**Given instruction:** What is the count of lines in the listing below that hold the string "घघरन"? Reply with that number alone.

──────── Supplied data

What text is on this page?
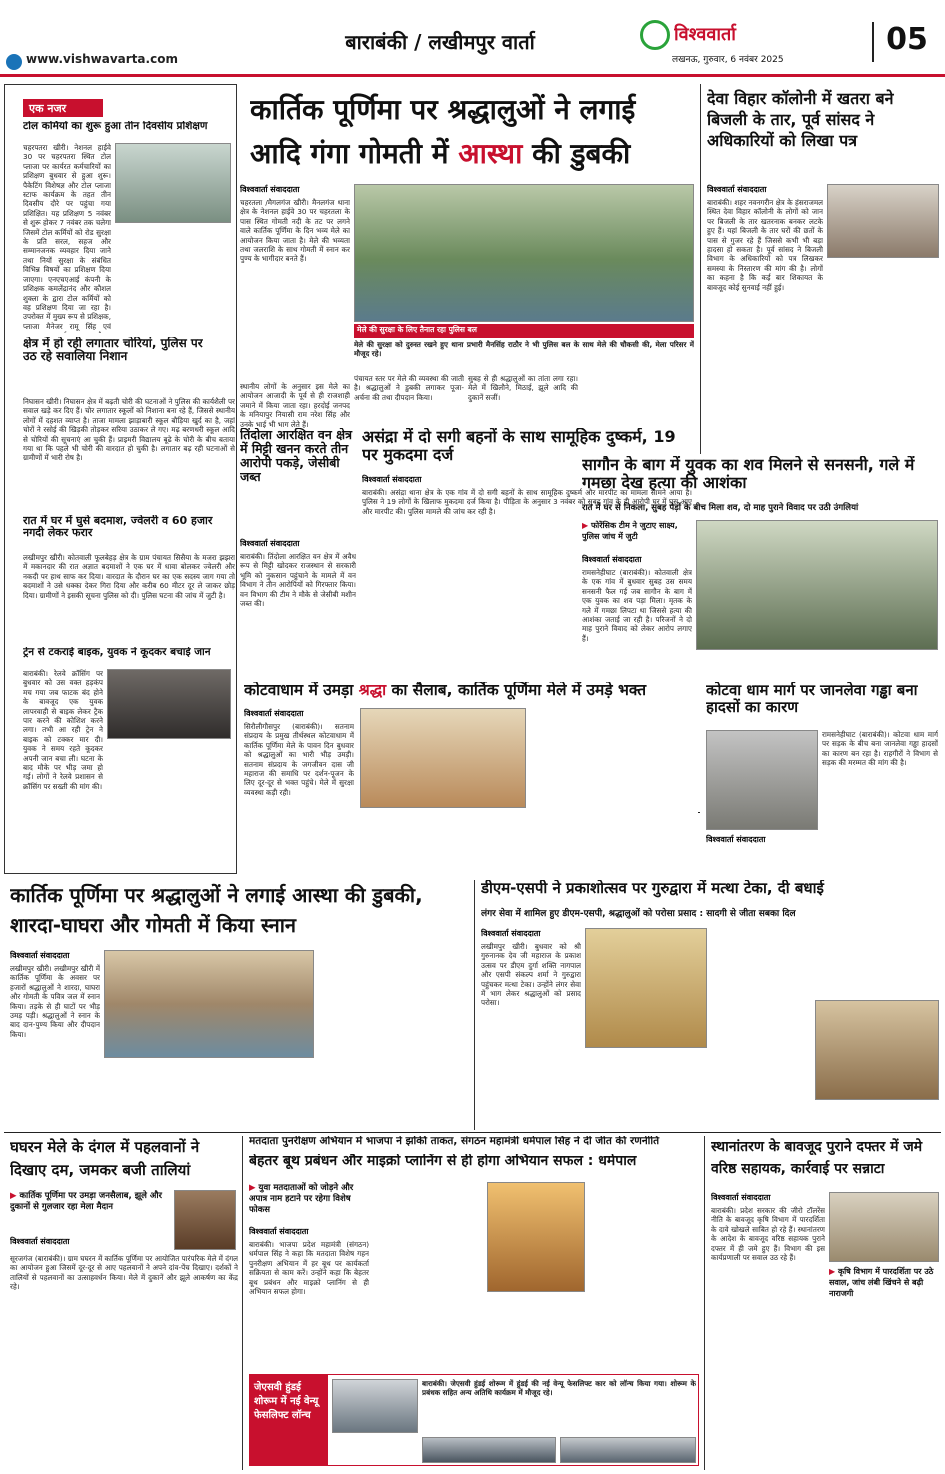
बाराबंकी / लखीमपुर वार्ता
www.vishwavarta.com
विश्ववार्ता
लखनऊ, गुरुवार, 6 नवंबर 2025
05
एक नजर
टोल कर्मियों का शुरू हुआ तीन दिवसीय प्रशिक्षण
चहरपतरा खीरी। नेशनल हाईवे 30 पर चहरपतरा स्थित टोल प्लाजा पर कार्यरत कर्मचारियों का प्रशिक्षण बुधवार से हुआ शुरू। पैकेटिंग विशेषज्ञ और टोल प्लाजा स्टाफ कार्यक्रम के तहत तीन दिवसीय दौरे पर पहुंचा गया प्रशिक्षित। यह प्रशिक्षण 5 नवंबर से शुरू होकर 7 नवंबर तक चलेगा जिसमें टोल कर्मियों को रोड सुरक्षा के प्रति सरल, सहज और सम्मानजनक व्यवहार दिया जाने तथा नियों सुरक्षा के संबंधित विभिन्न विषयों का प्रशिक्षण दिया जाएगा। एनएचएआई कंपनी के प्रशिक्षक कमलेंद्रानंद और कौशल शुक्ला के द्वारा टोल कर्मियों को वह प्रशिक्षण दिया जा रहा है। उपरोक्त में मुख्य रूप से प्रशिक्षक, प्लाजा मैनेजर रामू सिंह एवं
क्षेत्र में हो रही लगातार चोरियां, पुलिस पर उठ रहे सवालिया निशान
निघासन खीरी। निघासन क्षेत्र में बढ़ती चोरी की घटनाओं ने पुलिस की कार्यशैली पर सवाल खड़े कर दिए हैं। चोर लगातार स्कूलों को निशाना बना रहे हैं, जिससे स्थानीय लोगों में दहशत व्याप्त है। ताजा मामला झाड़ाबारी स्कूल बौड़िया खुर्द का है, जहां चोरों ने रसोई की खिड़की तोड़कर सरिया उठाकर ले गए। मढ़ बरणधरी स्कूल आदि से चोरियों की सूचनाएं आ चुकी हैं। प्राइमरी विद्यालय बूढे के चोरी के बीच बताया गया था कि पहले भी चोरी की वारदात हो चुकी है। लगातार बढ़ रही घटनाओं से ग्रामीणों में भारी रोष है।
रात में घर में घुसे बदमाश, ज्वेलरी व 60 हजार नगदी लेकर फरार
लखीमपुर खीरी। कोतवाली फूलबेहड़ क्षेत्र के ग्राम पंचायत सिसैया के मजरा झझरा में मकानदार की रात अज्ञात बदमाशों ने एक घर में धावा बोलकर ज्वेलरी और नकदी पर हाथ साफ कर दिया। वारदात के दौरान घर का एक सदस्य जाग गया तो बदमाशों ने उसे धक्का देकर गिरा दिया और करीब 60 मीटर दूर ले जाकर छोड़ दिया। ग्रामीणों ने इसकी सूचना पुलिस को दी। पुलिस घटना की जांच में जुटी है।
ट्रेन से टकराई बाइक, युवक ने कूदकर बचाई जान
बाराबंकी। रेलवे क्रॉसिंग पर बुधवार को उस वक्त हड़कंप मच गया जब फाटक बंद होने के बावजूद एक युवक लापरवाही से बाइक लेकर ट्रैक पार करने की कोशिश करने लगा। तभी आ रही ट्रेन ने बाइक को टक्कर मार दी। युवक ने समय रहते कूदकर अपनी जान बचा ली। घटना के बाद मौके पर भीड़ जमा हो गई। लोगों ने रेलवे प्रशासन से क्रॉसिंग पर सख्ती की मांग की।
कार्तिक पूर्णिमा पर श्रद्धालुओं ने लगाई आदि गंगा गोमती में आस्था की डुबकी
विश्ववार्ता संवाददाता
चहरतला /मैगलगंज खीरी। मैनलगंज थाना क्षेत्र के नेशनल हाईवे 30 पर चहरतला के पास स्थित गोमती नदी के तट पर लगने वाले कार्तिक पूर्णिमा के दिन भव्य मेले का आयोजन किया जाता है। मेले की भव्यता तथा जलराशि के साथ गोमती में स्नान कर पुण्य के भागीदार बनते हैं।
मेले की सुरक्षा के लिए तैनात रहा पुलिस बल
मेले की सुरक्षा को दुरुस्त रखने हुए थाना प्रभारी मैनसिंह राठौर ने भी पुलिस बल के साथ मेले की चौकसी की, मेला परिसर में मौजूद रहे।
स्थानीय लोगों के अनुसार इस मेले का आयोजन आजादी के पूर्व से ही राजशाही जमाने में किया जाता रहा। हरदोई जनपद के मनियापुर नियासी राम नरेश सिंह और उनके भाई भी भाग लेते हैं।
पंचायत स्तर पर मेले की व्यवस्था की जाती है। श्रद्धालुओं ने डुबकी लगाकर पूजा-अर्चना की तथा दीपदान किया।
सुबह से ही श्रद्धालुओं का तांता लगा रहा। मेले में खिलौने, मिठाई, झूले आदि की दुकानें सजीं।
तिंदोला आरक्षित वन क्षेत्र में मिट्टी खनन करते तीन आरोपी पकड़े, जेसीबी जब्त
विश्ववार्ता संवाददाता
बाराबंकी। तिंदोला आरक्षित वन क्षेत्र में अवैध रूप से मिट्टी खोदकर राजस्थान से सरकारी भूमि को नुकसान पहुंचाने के मामले में वन विभाग ने तीन आरोपियों को गिरफ्तार किया। वन विभाग की टीम ने मौके से जेसीबी मशीन जब्त की।
असंद्रा में दो सगी बहनों के साथ सामूहिक दुष्कर्म, 19 पर मुकदमा दर्ज
विश्ववार्ता संवाददाता
बाराबंकी। असंद्रा थाना क्षेत्र के एक गांव में दो सगी बहनों के साथ सामूहिक दुष्कर्म और मारपीट का मामला सामने आया है। पुलिस ने 19 लोगों के खिलाफ मुकदमा दर्ज किया है। पीड़िता के अनुसार 3 नवंबर को सुबह गांव के ही आरोपी घर में घुस आए और मारपीट की। पुलिस मामले की जांच कर रही है।
देवा विहार कॉलोनी में खतरा बने बिजली के तार, पूर्व सांसद ने अधिकारियों को लिखा पत्र
विश्ववार्ता संवाददाता
बाराबंकी। शहर नवनगरीन क्षेत्र के हंसराजमल स्थित देवा विहार कॉलोनी के लोगों को जान पर बिजली के तार खतरनाक बनकर लटके हुए हैं। यहां बिजली के तार घरों की छतों के पास से गुजर रहे हैं जिससे कभी भी बड़ा हादसा हो सकता है। पूर्व सांसद ने बिजली विभाग के अधिकारियों को पत्र लिखकर समस्या के निस्तारण की मांग की है। लोगों का कहना है कि कई बार शिकायत के बावजूद कोई सुनवाई नहीं हुई।
सागौन के बाग में युवक का शव मिलने से सनसनी, गले में गमछा देख हत्या की आशंका
रात में घर से निकला, सुबह पेड़ों के बीच मिला शव, दो माह पुराने विवाद पर उठी उंगलियां
▶ फोरेंसिक टीम ने जुटाए साक्ष्य, पुलिस जांच में जुटी
विश्ववार्ता संवाददाता
रामसनेहीघाट (बाराबंकी)। कोतवाली क्षेत्र के एक गांव में बुधवार सुबह उस समय सनसनी फैल गई जब सागौन के बाग में एक युवक का शव पड़ा मिला। मृतक के गले में गमछा लिपटा था जिससे हत्या की आशंका जताई जा रही है। परिजनों ने दो माह पुराने विवाद को लेकर आरोप लगाए हैं।
कोटवाधाम में उमड़ा श्रद्धा का सैलाब, कार्तिक पूर्णिमा मेले में उमड़े भक्त
विश्ववार्ता संवाददाता
सिरौलीगौसपुर (बाराबंकी)। सतनाम संप्रदाय के प्रमुख तीर्थस्थल कोटवाधाम में कार्तिक पूर्णिमा मेले के पावन दिन बुधवार को श्रद्धालुओं का भारी भीड़ उमड़ी। सतनाम संप्रदाय के जगजीवन दास जी महाराज की समाधि पर दर्शन-पूजन के लिए दूर-दूर से भक्त पहुंचे। मेले में सुरक्षा व्यवस्था कड़ी रही।
कोटवा धाम मार्ग पर जानलेवा गड्ढा बना हादसों का कारण
विश्ववार्ता संवाददाता
रामसनेहीघाट (बाराबंकी)। कोटवा धाम मार्ग पर सड़क के बीच बना जानलेवा गड्ढा हादसों का कारण बन रहा है। राहगीरों ने विभाग से सड़क की मरम्मत की मांग की है।
कार्तिक पूर्णिमा पर श्रद्धालुओं ने लगाई आस्था की डुबकी, शारदा-घाघरा और गोमती में किया स्नान
विश्ववार्ता संवाददाता
लखीमपुर खीरी। लखीमपुर खीरी में कार्तिक पूर्णिमा के अवसर पर हजारों श्रद्धालुओं ने शारदा, घाघरा और गोमती के पवित्र जल में स्नान किया। तड़के से ही घाटों पर भीड़ उमड़ पड़ी। श्रद्धालुओं ने स्नान के बाद दान-पुण्य किया और दीपदान किया।
डीएम-एसपी ने प्रकाशोत्सव पर गुरुद्वारा में मत्था टेका, दी बधाई
लंगर सेवा में शामिल हुए डीएम-एसपी, श्रद्धालुओं को परोसा प्रसाद : सादगी से जीता सबका दिल
विश्ववार्ता संवाददाता
लखीमपुर खीरी। बुधवार को श्री गुरुनानक देव जी महाराज के प्रकाश उत्सव पर डीएम दुर्गा शक्ति नागपाल और एसपी संकल्प शर्मा ने गुरुद्वारा पहुंचकर मत्था टेका। उन्होंने लंगर सेवा में भाग लेकर श्रद्धालुओं को प्रसाद परोसा।
घघरन मेले के दंगल में पहलवानों ने दिखाए दम, जमकर बजी तालियां
▶ कार्तिक पूर्णिमा पर उमड़ा जनसैलाब, झूले और दुकानों से गुलजार रहा मेला मैदान
विश्ववार्ता संवाददाता
सूरजगंज (बाराबंकी)। ग्राम घघरन में कार्तिक पूर्णिमा पर आयोजित पारंपरिक मेले में दंगल का आयोजन हुआ जिसमें दूर-दूर से आए पहलवानों ने अपने दांव-पेंच दिखाए। दर्शकों ने तालियों से पहलवानों का उत्साहवर्धन किया। मेले में दुकानें और झूले आकर्षण का केंद्र रहे।
मतदाता पुनरीक्षण अभियान में भाजपा ने झोंकी ताकत, संगठन महामंत्री धर्मपाल सिंह ने दी जीत की रणनीति
बेहतर बूथ प्रबंधन और माइक्रो प्लानिंग से ही होगा अभियान सफल : धर्मपाल
▶ युवा मतदाताओं को जोड़ने और अपात्र नाम हटाने पर रहेगा विशेष फोकस
विश्ववार्ता संवाददाता
बाराबंकी। भाजपा प्रदेश महामंत्री (संगठन) धर्मपाल सिंह ने कहा कि मतदाता विशेष गहन पुनरीक्षण अभियान में हर बूथ पर कार्यकर्ता सक्रियता से काम करें। उन्होंने कहा कि बेहतर बूथ प्रबंधन और माइक्रो प्लानिंग से ही अभियान सफल होगा।
जेएसवी हुंडई शोरूम में नई वेन्यू फेसलिफ्ट लॉन्च
बाराबंकी। जेएसवी हुंडई शोरूम में हुंडई की नई वेन्यू फेसलिफ्ट कार को लॉन्च किया गया। शोरूम के प्रबंधक सहित अन्य अतिथि कार्यक्रम में मौजूद रहे।
स्थानांतरण के बावजूद पुराने दफ्तर में जमे वरिष्ठ सहायक, कार्रवाई पर सन्नाटा
विश्ववार्ता संवाददाता
▶ कृषि विभाग में पारदर्शिता पर उठे सवाल, जांच लंबी खिंचने से बढ़ी नाराजगी
बाराबंकी। प्रदेश सरकार की जीरो टॉलरेंस नीति के बावजूद कृषि विभाग में पारदर्शिता के दावे खोखले साबित हो रहे हैं। स्थानांतरण के आदेश के बावजूद वरिष्ठ सहायक पुराने दफ्तर में ही जमे हुए हैं। विभाग की इस कार्यप्रणाली पर सवाल उठ रहे हैं।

────────────────

**Complete output:** 2